▶ **PROBLEM TO SOLVE**
Locate each line in the records containing "text". Copy it.

▶ **RECORDED DATA**
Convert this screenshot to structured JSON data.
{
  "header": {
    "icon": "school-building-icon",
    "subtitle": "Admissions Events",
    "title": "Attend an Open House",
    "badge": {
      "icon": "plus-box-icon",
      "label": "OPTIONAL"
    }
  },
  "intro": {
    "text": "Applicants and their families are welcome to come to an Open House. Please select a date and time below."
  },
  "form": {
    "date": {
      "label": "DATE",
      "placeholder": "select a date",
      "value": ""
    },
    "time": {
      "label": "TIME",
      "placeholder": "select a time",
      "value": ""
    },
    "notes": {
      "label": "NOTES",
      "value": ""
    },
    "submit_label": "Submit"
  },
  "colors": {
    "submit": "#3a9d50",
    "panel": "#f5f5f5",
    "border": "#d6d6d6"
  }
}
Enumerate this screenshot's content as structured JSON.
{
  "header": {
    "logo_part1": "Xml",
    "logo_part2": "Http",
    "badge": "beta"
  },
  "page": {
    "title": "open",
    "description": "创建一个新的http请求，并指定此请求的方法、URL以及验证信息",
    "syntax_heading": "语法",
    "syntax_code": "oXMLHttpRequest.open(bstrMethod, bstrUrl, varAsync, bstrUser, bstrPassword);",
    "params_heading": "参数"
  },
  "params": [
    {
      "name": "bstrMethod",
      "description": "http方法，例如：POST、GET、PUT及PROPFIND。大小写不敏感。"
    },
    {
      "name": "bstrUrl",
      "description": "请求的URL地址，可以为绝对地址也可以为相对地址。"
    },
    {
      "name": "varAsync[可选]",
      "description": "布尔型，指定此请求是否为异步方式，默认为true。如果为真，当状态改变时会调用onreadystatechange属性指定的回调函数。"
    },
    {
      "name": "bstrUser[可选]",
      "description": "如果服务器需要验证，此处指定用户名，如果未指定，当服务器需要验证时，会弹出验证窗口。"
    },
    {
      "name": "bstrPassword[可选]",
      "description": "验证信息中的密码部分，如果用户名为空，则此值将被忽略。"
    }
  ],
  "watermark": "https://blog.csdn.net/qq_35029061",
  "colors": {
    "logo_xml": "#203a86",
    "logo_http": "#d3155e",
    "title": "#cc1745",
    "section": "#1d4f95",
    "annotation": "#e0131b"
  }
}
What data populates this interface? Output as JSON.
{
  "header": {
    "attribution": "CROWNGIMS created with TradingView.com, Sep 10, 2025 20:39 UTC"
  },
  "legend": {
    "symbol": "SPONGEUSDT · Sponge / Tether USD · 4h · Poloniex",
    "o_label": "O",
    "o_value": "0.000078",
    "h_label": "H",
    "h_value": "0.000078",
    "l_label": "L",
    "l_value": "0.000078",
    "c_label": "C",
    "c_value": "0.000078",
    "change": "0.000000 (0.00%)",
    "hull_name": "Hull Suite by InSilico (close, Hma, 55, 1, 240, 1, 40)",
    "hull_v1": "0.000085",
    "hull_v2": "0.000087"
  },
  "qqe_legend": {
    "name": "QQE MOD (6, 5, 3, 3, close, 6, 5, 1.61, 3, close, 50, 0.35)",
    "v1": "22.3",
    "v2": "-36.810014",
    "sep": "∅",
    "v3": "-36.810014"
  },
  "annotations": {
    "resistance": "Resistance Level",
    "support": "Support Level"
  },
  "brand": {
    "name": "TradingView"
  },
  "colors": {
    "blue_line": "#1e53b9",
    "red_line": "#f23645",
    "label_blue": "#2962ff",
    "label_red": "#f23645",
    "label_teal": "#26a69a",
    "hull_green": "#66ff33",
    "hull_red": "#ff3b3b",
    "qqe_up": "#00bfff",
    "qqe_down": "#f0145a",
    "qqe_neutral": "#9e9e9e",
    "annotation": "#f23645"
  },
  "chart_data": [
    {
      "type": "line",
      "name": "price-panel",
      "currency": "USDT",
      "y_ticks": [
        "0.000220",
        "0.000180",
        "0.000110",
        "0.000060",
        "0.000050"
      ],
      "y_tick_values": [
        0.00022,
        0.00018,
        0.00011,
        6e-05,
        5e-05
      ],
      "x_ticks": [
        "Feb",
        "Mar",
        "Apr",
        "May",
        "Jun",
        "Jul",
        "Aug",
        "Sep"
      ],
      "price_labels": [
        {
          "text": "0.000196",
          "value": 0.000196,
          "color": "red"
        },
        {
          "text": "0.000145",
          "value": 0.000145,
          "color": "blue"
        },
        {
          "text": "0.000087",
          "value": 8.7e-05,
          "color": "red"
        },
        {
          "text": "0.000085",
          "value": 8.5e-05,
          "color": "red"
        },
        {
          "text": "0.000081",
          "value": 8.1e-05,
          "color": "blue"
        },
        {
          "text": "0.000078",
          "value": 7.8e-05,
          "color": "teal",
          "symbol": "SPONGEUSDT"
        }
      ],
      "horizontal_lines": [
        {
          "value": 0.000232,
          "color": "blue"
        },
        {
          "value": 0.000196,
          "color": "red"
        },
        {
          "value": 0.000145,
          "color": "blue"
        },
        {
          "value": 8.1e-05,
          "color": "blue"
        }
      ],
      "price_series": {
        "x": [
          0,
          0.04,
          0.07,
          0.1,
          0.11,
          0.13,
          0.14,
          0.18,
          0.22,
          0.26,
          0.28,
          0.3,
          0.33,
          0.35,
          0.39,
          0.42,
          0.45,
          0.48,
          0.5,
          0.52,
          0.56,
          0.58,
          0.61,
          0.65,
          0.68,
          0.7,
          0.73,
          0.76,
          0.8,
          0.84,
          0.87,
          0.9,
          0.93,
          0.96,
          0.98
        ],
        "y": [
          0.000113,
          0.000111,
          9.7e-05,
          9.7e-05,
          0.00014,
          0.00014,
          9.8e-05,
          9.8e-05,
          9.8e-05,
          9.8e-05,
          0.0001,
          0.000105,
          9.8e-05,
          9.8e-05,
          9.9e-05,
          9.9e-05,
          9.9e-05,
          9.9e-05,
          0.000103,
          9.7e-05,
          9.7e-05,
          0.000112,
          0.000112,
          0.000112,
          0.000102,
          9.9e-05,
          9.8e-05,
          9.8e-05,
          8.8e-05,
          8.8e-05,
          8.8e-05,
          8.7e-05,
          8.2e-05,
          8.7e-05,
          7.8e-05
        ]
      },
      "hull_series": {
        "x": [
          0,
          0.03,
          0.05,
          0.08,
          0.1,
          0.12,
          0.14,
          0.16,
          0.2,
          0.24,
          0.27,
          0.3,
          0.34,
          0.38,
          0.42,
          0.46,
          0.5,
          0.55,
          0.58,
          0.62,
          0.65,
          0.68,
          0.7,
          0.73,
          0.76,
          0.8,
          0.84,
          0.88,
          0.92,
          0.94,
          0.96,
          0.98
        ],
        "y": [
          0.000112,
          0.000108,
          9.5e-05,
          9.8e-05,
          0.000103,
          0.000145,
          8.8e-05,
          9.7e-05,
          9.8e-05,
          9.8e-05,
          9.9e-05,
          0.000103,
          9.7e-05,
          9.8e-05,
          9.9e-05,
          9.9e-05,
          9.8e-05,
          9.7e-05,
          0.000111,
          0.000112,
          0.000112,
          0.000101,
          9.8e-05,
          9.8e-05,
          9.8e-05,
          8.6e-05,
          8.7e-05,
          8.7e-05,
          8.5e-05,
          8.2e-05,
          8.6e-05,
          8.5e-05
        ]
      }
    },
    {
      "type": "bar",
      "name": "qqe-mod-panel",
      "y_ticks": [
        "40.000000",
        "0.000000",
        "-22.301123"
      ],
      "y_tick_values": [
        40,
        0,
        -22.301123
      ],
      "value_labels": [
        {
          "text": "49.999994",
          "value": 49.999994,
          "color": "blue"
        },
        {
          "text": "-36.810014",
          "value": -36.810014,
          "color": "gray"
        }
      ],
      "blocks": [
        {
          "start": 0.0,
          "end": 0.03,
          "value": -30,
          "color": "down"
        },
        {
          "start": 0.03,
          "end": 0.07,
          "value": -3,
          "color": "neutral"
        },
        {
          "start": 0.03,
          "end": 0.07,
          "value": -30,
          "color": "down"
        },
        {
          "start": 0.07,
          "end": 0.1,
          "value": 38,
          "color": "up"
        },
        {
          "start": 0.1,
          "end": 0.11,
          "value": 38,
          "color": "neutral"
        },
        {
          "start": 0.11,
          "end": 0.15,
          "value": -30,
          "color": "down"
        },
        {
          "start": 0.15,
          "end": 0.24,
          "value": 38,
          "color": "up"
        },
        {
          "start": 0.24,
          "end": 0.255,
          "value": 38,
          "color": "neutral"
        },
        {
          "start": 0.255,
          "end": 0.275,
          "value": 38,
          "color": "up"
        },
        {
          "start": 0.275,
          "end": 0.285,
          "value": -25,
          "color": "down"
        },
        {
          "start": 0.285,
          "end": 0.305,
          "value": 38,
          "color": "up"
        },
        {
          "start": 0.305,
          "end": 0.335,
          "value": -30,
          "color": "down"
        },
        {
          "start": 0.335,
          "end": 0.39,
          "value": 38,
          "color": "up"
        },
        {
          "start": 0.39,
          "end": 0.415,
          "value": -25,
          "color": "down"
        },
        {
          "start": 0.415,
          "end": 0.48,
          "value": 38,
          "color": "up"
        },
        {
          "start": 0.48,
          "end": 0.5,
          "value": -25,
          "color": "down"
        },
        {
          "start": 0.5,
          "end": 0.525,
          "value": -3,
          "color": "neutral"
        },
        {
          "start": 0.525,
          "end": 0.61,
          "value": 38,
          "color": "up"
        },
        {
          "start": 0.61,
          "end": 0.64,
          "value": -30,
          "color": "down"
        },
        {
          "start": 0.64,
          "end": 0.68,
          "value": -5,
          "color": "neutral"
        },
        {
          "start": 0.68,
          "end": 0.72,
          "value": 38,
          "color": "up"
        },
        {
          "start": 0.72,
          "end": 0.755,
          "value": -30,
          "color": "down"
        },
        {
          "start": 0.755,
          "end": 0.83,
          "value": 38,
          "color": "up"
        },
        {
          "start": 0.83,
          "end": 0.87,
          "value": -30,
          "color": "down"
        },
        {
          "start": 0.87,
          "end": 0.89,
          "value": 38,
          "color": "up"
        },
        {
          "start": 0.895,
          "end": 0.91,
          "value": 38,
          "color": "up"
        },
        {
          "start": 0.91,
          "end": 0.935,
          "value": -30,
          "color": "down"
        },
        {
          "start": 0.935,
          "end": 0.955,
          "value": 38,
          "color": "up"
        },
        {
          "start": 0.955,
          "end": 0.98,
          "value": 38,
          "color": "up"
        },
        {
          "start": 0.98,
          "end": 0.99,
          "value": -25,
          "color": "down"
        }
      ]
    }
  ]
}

▶ **TASK SOLUTION**
    "text": "Applicants and their families are welcome to come to an Open House. Please select a date and time below."
          "text": "0.000196",
          "text": "0.000145",
          "text": "0.000087",
          "text": "0.000085",
          "text": "0.000081",
          "text": "0.000078",
          "text": "49.999994",
          "text": "-36.810014",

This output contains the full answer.